# [TASK PROMPT]
In the listing below, pick out lines with "统一审计".

[Data entries]
_ _ _ _ _

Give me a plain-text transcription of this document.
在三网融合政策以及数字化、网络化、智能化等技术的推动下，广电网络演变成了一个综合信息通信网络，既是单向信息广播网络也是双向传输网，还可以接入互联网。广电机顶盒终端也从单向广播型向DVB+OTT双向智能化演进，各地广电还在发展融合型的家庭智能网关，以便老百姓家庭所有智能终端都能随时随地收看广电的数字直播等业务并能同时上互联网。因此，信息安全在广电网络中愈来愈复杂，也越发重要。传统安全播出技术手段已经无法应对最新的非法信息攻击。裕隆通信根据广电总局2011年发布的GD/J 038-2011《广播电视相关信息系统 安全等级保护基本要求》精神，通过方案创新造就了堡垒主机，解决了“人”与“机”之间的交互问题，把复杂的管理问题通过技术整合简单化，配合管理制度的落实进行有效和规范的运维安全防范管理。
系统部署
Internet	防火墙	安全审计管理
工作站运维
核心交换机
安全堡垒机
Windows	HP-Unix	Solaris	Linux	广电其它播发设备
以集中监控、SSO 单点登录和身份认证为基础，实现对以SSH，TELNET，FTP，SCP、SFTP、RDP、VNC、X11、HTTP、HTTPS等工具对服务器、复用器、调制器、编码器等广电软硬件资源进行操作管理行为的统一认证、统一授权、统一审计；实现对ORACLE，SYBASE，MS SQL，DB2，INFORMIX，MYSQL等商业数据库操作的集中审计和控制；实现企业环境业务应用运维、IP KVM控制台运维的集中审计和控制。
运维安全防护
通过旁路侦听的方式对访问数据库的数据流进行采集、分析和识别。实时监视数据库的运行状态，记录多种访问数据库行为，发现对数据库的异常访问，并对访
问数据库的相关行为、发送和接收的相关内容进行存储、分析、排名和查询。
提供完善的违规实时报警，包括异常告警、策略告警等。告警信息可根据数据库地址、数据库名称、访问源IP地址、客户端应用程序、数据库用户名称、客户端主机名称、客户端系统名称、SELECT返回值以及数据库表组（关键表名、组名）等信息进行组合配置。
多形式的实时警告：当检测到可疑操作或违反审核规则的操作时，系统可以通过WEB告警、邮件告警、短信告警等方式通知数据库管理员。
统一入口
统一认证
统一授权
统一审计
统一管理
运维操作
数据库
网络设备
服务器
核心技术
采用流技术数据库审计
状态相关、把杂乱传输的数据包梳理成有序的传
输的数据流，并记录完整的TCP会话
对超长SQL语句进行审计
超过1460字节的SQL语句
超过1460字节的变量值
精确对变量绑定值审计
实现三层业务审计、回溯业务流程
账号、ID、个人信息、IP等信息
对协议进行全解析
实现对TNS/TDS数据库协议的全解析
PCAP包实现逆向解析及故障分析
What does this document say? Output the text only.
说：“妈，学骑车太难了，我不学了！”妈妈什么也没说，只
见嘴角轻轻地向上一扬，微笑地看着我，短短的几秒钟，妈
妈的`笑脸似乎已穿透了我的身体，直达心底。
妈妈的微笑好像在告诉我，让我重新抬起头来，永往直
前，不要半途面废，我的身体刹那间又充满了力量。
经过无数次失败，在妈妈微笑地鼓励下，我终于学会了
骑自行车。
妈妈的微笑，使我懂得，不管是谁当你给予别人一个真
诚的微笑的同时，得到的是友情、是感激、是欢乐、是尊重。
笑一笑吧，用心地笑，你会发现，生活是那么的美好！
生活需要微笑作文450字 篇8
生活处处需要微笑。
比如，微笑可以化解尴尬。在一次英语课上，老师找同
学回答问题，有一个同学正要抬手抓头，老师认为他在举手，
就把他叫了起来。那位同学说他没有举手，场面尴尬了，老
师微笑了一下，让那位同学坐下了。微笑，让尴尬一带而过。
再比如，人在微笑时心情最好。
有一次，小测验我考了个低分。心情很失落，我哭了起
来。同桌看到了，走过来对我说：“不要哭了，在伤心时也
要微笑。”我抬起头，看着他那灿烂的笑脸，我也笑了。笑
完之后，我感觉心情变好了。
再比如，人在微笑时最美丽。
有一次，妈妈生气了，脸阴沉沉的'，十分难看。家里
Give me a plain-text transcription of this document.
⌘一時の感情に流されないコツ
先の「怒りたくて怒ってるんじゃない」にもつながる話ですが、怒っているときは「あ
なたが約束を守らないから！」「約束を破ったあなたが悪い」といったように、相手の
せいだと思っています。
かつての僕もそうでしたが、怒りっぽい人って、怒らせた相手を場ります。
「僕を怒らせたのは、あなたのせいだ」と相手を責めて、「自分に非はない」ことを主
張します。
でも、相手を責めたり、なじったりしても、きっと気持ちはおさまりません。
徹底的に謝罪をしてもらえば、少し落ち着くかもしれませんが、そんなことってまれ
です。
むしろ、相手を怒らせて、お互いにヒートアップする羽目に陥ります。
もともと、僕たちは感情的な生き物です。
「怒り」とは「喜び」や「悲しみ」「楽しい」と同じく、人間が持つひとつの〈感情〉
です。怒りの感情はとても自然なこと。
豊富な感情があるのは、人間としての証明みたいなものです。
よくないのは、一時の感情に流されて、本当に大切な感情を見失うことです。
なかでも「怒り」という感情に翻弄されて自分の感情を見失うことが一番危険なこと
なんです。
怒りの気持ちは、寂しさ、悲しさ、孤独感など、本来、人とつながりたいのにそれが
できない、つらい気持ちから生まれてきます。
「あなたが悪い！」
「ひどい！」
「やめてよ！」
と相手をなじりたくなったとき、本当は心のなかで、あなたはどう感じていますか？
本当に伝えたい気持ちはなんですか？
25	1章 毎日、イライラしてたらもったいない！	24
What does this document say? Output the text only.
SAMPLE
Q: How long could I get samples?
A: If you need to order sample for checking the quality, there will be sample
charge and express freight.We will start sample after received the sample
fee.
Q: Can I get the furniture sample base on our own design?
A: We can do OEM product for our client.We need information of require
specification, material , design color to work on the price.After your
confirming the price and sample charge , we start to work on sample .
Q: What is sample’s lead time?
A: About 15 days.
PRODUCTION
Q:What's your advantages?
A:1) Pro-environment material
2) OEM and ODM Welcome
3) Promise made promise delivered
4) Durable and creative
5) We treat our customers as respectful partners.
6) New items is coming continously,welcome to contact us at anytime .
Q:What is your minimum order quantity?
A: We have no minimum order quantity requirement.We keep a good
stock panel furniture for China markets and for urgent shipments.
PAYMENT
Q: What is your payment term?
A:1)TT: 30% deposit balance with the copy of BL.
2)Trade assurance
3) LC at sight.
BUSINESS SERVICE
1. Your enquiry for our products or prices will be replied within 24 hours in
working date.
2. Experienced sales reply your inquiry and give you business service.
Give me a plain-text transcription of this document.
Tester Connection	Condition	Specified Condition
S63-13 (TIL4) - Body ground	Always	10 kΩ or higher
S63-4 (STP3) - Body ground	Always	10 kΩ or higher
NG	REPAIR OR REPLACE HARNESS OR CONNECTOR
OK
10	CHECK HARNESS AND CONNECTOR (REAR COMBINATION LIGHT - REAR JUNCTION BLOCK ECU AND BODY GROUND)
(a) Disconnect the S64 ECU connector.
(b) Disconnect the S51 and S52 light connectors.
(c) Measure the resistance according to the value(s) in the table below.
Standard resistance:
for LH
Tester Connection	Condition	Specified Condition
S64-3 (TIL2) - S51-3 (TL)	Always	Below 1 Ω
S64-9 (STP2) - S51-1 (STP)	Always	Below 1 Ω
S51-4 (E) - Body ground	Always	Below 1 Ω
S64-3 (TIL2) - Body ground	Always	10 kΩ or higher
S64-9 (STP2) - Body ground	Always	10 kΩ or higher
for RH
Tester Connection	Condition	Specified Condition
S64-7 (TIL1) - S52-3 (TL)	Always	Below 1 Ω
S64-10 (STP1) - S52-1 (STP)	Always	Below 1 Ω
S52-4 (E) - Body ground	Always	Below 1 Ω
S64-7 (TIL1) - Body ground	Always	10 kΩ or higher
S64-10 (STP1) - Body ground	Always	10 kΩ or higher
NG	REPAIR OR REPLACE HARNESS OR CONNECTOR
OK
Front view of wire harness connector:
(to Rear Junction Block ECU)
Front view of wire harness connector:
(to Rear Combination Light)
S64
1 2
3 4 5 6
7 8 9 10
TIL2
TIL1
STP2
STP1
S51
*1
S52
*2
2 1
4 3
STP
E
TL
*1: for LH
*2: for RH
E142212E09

_ _ _ _ _

# [RESULT OF THE EXERCISE]
以集中监控、SSO 单点登录和身份认证为基础，实现对以SSH，TELNET，FTP，SCP、SFTP、RDP、VNC、X11、HTTP、HTTPS等工具对服务器、复用器、调制器、编码器等广电软硬件资源进行操作管理行为的统一认证、统一授权、统一审计；实现对ORACLE，SYBASE，MS SQL，DB2，INFORMIX，MYSQL等商业数据库操作的集中审计和控制；实现企业环境业务应用运维、IP KVM控制台运维的集中审计和控制。
统一审计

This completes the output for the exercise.